## DATASET RECORDS
Start
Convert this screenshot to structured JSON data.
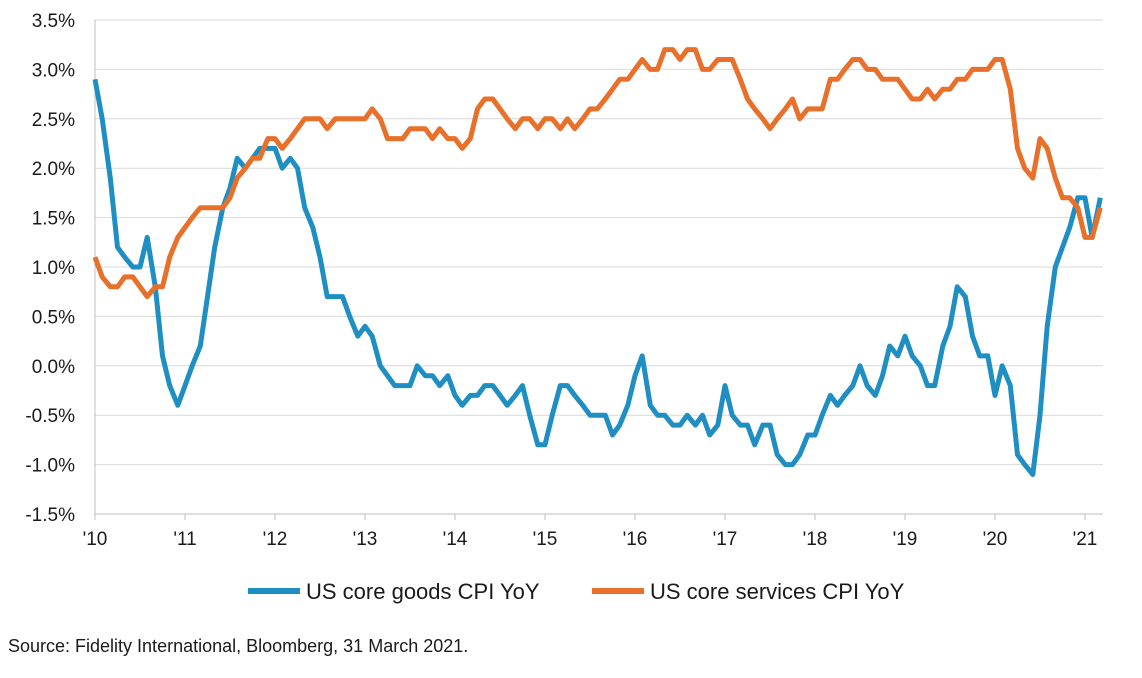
{
  "chart_data": {
    "type": "line",
    "title": "",
    "xlabel": "",
    "ylabel": "",
    "ylim": [
      -1.5,
      3.5
    ],
    "y_ticks": [
      3.5,
      3.0,
      2.5,
      2.0,
      1.5,
      1.0,
      0.5,
      0.0,
      -0.5,
      -1.0,
      -1.5
    ],
    "y_tick_labels": [
      "3.5%",
      "3.0%",
      "2.5%",
      "2.0%",
      "1.5%",
      "1.0%",
      "0.5%",
      "0.0%",
      "-0.5%",
      "-1.0%",
      "-1.5%"
    ],
    "xlim": [
      2010.0,
      2021.2
    ],
    "x_ticks": [
      2010,
      2011,
      2012,
      2013,
      2014,
      2015,
      2016,
      2017,
      2018,
      2019,
      2020,
      2021
    ],
    "x_tick_labels": [
      "'10",
      "'11",
      "'12",
      "'13",
      "'14",
      "'15",
      "'16",
      "'17",
      "'18",
      "'19",
      "'20",
      "'21"
    ],
    "grid": "horizontal",
    "legend_position": "bottom",
    "colors": {
      "goods": "#1f8fc3",
      "services": "#e8702a",
      "grid": "#d9d9d9",
      "axis": "#bfbfbf"
    },
    "series": [
      {
        "name": "US core goods CPI YoY",
        "color": "#1f8fc3",
        "points": [
          [
            2010.0,
            2.9
          ],
          [
            2010.08,
            2.5
          ],
          [
            2010.17,
            1.9
          ],
          [
            2010.25,
            1.2
          ],
          [
            2010.33,
            1.1
          ],
          [
            2010.42,
            1.0
          ],
          [
            2010.5,
            1.0
          ],
          [
            2010.58,
            1.3
          ],
          [
            2010.67,
            0.8
          ],
          [
            2010.75,
            0.1
          ],
          [
            2010.83,
            -0.2
          ],
          [
            2010.92,
            -0.4
          ],
          [
            2011.0,
            -0.2
          ],
          [
            2011.08,
            0.0
          ],
          [
            2011.17,
            0.2
          ],
          [
            2011.25,
            0.7
          ],
          [
            2011.33,
            1.2
          ],
          [
            2011.42,
            1.6
          ],
          [
            2011.5,
            1.8
          ],
          [
            2011.58,
            2.1
          ],
          [
            2011.67,
            2.0
          ],
          [
            2011.75,
            2.1
          ],
          [
            2011.83,
            2.2
          ],
          [
            2011.92,
            2.2
          ],
          [
            2012.0,
            2.2
          ],
          [
            2012.08,
            2.0
          ],
          [
            2012.17,
            2.1
          ],
          [
            2012.25,
            2.0
          ],
          [
            2012.33,
            1.6
          ],
          [
            2012.42,
            1.4
          ],
          [
            2012.5,
            1.1
          ],
          [
            2012.58,
            0.7
          ],
          [
            2012.67,
            0.7
          ],
          [
            2012.75,
            0.7
          ],
          [
            2012.83,
            0.5
          ],
          [
            2012.92,
            0.3
          ],
          [
            2013.0,
            0.4
          ],
          [
            2013.08,
            0.3
          ],
          [
            2013.17,
            0.0
          ],
          [
            2013.25,
            -0.1
          ],
          [
            2013.33,
            -0.2
          ],
          [
            2013.42,
            -0.2
          ],
          [
            2013.5,
            -0.2
          ],
          [
            2013.58,
            0.0
          ],
          [
            2013.67,
            -0.1
          ],
          [
            2013.75,
            -0.1
          ],
          [
            2013.83,
            -0.2
          ],
          [
            2013.92,
            -0.1
          ],
          [
            2014.0,
            -0.3
          ],
          [
            2014.08,
            -0.4
          ],
          [
            2014.17,
            -0.3
          ],
          [
            2014.25,
            -0.3
          ],
          [
            2014.33,
            -0.2
          ],
          [
            2014.42,
            -0.2
          ],
          [
            2014.5,
            -0.3
          ],
          [
            2014.58,
            -0.4
          ],
          [
            2014.67,
            -0.3
          ],
          [
            2014.75,
            -0.2
          ],
          [
            2014.83,
            -0.5
          ],
          [
            2014.92,
            -0.8
          ],
          [
            2015.0,
            -0.8
          ],
          [
            2015.08,
            -0.5
          ],
          [
            2015.17,
            -0.2
          ],
          [
            2015.25,
            -0.2
          ],
          [
            2015.33,
            -0.3
          ],
          [
            2015.42,
            -0.4
          ],
          [
            2015.5,
            -0.5
          ],
          [
            2015.58,
            -0.5
          ],
          [
            2015.67,
            -0.5
          ],
          [
            2015.75,
            -0.7
          ],
          [
            2015.83,
            -0.6
          ],
          [
            2015.92,
            -0.4
          ],
          [
            2016.0,
            -0.1
          ],
          [
            2016.08,
            0.1
          ],
          [
            2016.17,
            -0.4
          ],
          [
            2016.25,
            -0.5
          ],
          [
            2016.33,
            -0.5
          ],
          [
            2016.42,
            -0.6
          ],
          [
            2016.5,
            -0.6
          ],
          [
            2016.58,
            -0.5
          ],
          [
            2016.67,
            -0.6
          ],
          [
            2016.75,
            -0.5
          ],
          [
            2016.83,
            -0.7
          ],
          [
            2016.92,
            -0.6
          ],
          [
            2017.0,
            -0.2
          ],
          [
            2017.08,
            -0.5
          ],
          [
            2017.17,
            -0.6
          ],
          [
            2017.25,
            -0.6
          ],
          [
            2017.33,
            -0.8
          ],
          [
            2017.42,
            -0.6
          ],
          [
            2017.5,
            -0.6
          ],
          [
            2017.58,
            -0.9
          ],
          [
            2017.67,
            -1.0
          ],
          [
            2017.75,
            -1.0
          ],
          [
            2017.83,
            -0.9
          ],
          [
            2017.92,
            -0.7
          ],
          [
            2018.0,
            -0.7
          ],
          [
            2018.08,
            -0.5
          ],
          [
            2018.17,
            -0.3
          ],
          [
            2018.25,
            -0.4
          ],
          [
            2018.33,
            -0.3
          ],
          [
            2018.42,
            -0.2
          ],
          [
            2018.5,
            0.0
          ],
          [
            2018.58,
            -0.2
          ],
          [
            2018.67,
            -0.3
          ],
          [
            2018.75,
            -0.1
          ],
          [
            2018.83,
            0.2
          ],
          [
            2018.92,
            0.1
          ],
          [
            2019.0,
            0.3
          ],
          [
            2019.08,
            0.1
          ],
          [
            2019.17,
            0.0
          ],
          [
            2019.25,
            -0.2
          ],
          [
            2019.33,
            -0.2
          ],
          [
            2019.42,
            0.2
          ],
          [
            2019.5,
            0.4
          ],
          [
            2019.58,
            0.8
          ],
          [
            2019.67,
            0.7
          ],
          [
            2019.75,
            0.3
          ],
          [
            2019.83,
            0.1
          ],
          [
            2019.92,
            0.1
          ],
          [
            2020.0,
            -0.3
          ],
          [
            2020.08,
            0.0
          ],
          [
            2020.17,
            -0.2
          ],
          [
            2020.25,
            -0.9
          ],
          [
            2020.33,
            -1.0
          ],
          [
            2020.42,
            -1.1
          ],
          [
            2020.5,
            -0.5
          ],
          [
            2020.58,
            0.4
          ],
          [
            2020.67,
            1.0
          ],
          [
            2020.75,
            1.2
          ],
          [
            2020.83,
            1.4
          ],
          [
            2020.92,
            1.7
          ],
          [
            2021.0,
            1.7
          ],
          [
            2021.08,
            1.3
          ],
          [
            2021.17,
            1.7
          ]
        ]
      },
      {
        "name": "US core services CPI YoY",
        "color": "#e8702a",
        "points": [
          [
            2010.0,
            1.1
          ],
          [
            2010.08,
            0.9
          ],
          [
            2010.17,
            0.8
          ],
          [
            2010.25,
            0.8
          ],
          [
            2010.33,
            0.9
          ],
          [
            2010.42,
            0.9
          ],
          [
            2010.5,
            0.8
          ],
          [
            2010.58,
            0.7
          ],
          [
            2010.67,
            0.8
          ],
          [
            2010.75,
            0.8
          ],
          [
            2010.83,
            1.1
          ],
          [
            2010.92,
            1.3
          ],
          [
            2011.0,
            1.4
          ],
          [
            2011.08,
            1.5
          ],
          [
            2011.17,
            1.6
          ],
          [
            2011.25,
            1.6
          ],
          [
            2011.33,
            1.6
          ],
          [
            2011.42,
            1.6
          ],
          [
            2011.5,
            1.7
          ],
          [
            2011.58,
            1.9
          ],
          [
            2011.67,
            2.0
          ],
          [
            2011.75,
            2.1
          ],
          [
            2011.83,
            2.1
          ],
          [
            2011.92,
            2.3
          ],
          [
            2012.0,
            2.3
          ],
          [
            2012.08,
            2.2
          ],
          [
            2012.17,
            2.3
          ],
          [
            2012.25,
            2.4
          ],
          [
            2012.33,
            2.5
          ],
          [
            2012.42,
            2.5
          ],
          [
            2012.5,
            2.5
          ],
          [
            2012.58,
            2.4
          ],
          [
            2012.67,
            2.5
          ],
          [
            2012.75,
            2.5
          ],
          [
            2012.83,
            2.5
          ],
          [
            2012.92,
            2.5
          ],
          [
            2013.0,
            2.5
          ],
          [
            2013.08,
            2.6
          ],
          [
            2013.17,
            2.5
          ],
          [
            2013.25,
            2.3
          ],
          [
            2013.33,
            2.3
          ],
          [
            2013.42,
            2.3
          ],
          [
            2013.5,
            2.4
          ],
          [
            2013.58,
            2.4
          ],
          [
            2013.67,
            2.4
          ],
          [
            2013.75,
            2.3
          ],
          [
            2013.83,
            2.4
          ],
          [
            2013.92,
            2.3
          ],
          [
            2014.0,
            2.3
          ],
          [
            2014.08,
            2.2
          ],
          [
            2014.17,
            2.3
          ],
          [
            2014.25,
            2.6
          ],
          [
            2014.33,
            2.7
          ],
          [
            2014.42,
            2.7
          ],
          [
            2014.5,
            2.6
          ],
          [
            2014.58,
            2.5
          ],
          [
            2014.67,
            2.4
          ],
          [
            2014.75,
            2.5
          ],
          [
            2014.83,
            2.5
          ],
          [
            2014.92,
            2.4
          ],
          [
            2015.0,
            2.5
          ],
          [
            2015.08,
            2.5
          ],
          [
            2015.17,
            2.4
          ],
          [
            2015.25,
            2.5
          ],
          [
            2015.33,
            2.4
          ],
          [
            2015.42,
            2.5
          ],
          [
            2015.5,
            2.6
          ],
          [
            2015.58,
            2.6
          ],
          [
            2015.67,
            2.7
          ],
          [
            2015.75,
            2.8
          ],
          [
            2015.83,
            2.9
          ],
          [
            2015.92,
            2.9
          ],
          [
            2016.0,
            3.0
          ],
          [
            2016.08,
            3.1
          ],
          [
            2016.17,
            3.0
          ],
          [
            2016.25,
            3.0
          ],
          [
            2016.33,
            3.2
          ],
          [
            2016.42,
            3.2
          ],
          [
            2016.5,
            3.1
          ],
          [
            2016.58,
            3.2
          ],
          [
            2016.67,
            3.2
          ],
          [
            2016.75,
            3.0
          ],
          [
            2016.83,
            3.0
          ],
          [
            2016.92,
            3.1
          ],
          [
            2017.0,
            3.1
          ],
          [
            2017.08,
            3.1
          ],
          [
            2017.17,
            2.9
          ],
          [
            2017.25,
            2.7
          ],
          [
            2017.33,
            2.6
          ],
          [
            2017.42,
            2.5
          ],
          [
            2017.5,
            2.4
          ],
          [
            2017.58,
            2.5
          ],
          [
            2017.67,
            2.6
          ],
          [
            2017.75,
            2.7
          ],
          [
            2017.83,
            2.5
          ],
          [
            2017.92,
            2.6
          ],
          [
            2018.0,
            2.6
          ],
          [
            2018.08,
            2.6
          ],
          [
            2018.17,
            2.9
          ],
          [
            2018.25,
            2.9
          ],
          [
            2018.33,
            3.0
          ],
          [
            2018.42,
            3.1
          ],
          [
            2018.5,
            3.1
          ],
          [
            2018.58,
            3.0
          ],
          [
            2018.67,
            3.0
          ],
          [
            2018.75,
            2.9
          ],
          [
            2018.83,
            2.9
          ],
          [
            2018.92,
            2.9
          ],
          [
            2019.0,
            2.8
          ],
          [
            2019.08,
            2.7
          ],
          [
            2019.17,
            2.7
          ],
          [
            2019.25,
            2.8
          ],
          [
            2019.33,
            2.7
          ],
          [
            2019.42,
            2.8
          ],
          [
            2019.5,
            2.8
          ],
          [
            2019.58,
            2.9
          ],
          [
            2019.67,
            2.9
          ],
          [
            2019.75,
            3.0
          ],
          [
            2019.83,
            3.0
          ],
          [
            2019.92,
            3.0
          ],
          [
            2020.0,
            3.1
          ],
          [
            2020.08,
            3.1
          ],
          [
            2020.17,
            2.8
          ],
          [
            2020.25,
            2.2
          ],
          [
            2020.33,
            2.0
          ],
          [
            2020.42,
            1.9
          ],
          [
            2020.5,
            2.3
          ],
          [
            2020.58,
            2.2
          ],
          [
            2020.67,
            1.9
          ],
          [
            2020.75,
            1.7
          ],
          [
            2020.83,
            1.7
          ],
          [
            2020.92,
            1.6
          ],
          [
            2021.0,
            1.3
          ],
          [
            2021.08,
            1.3
          ],
          [
            2021.17,
            1.6
          ]
        ]
      }
    ]
  },
  "source_text": "Source: Fidelity International, Bloomberg, 31 March 2021."
}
End
## SHORT EXERCISE
Each line that has the word "core" should be copied.

## THE COMPLETED TASK
        "name": "US core goods CPI YoY",
        "name": "US core services CPI YoY",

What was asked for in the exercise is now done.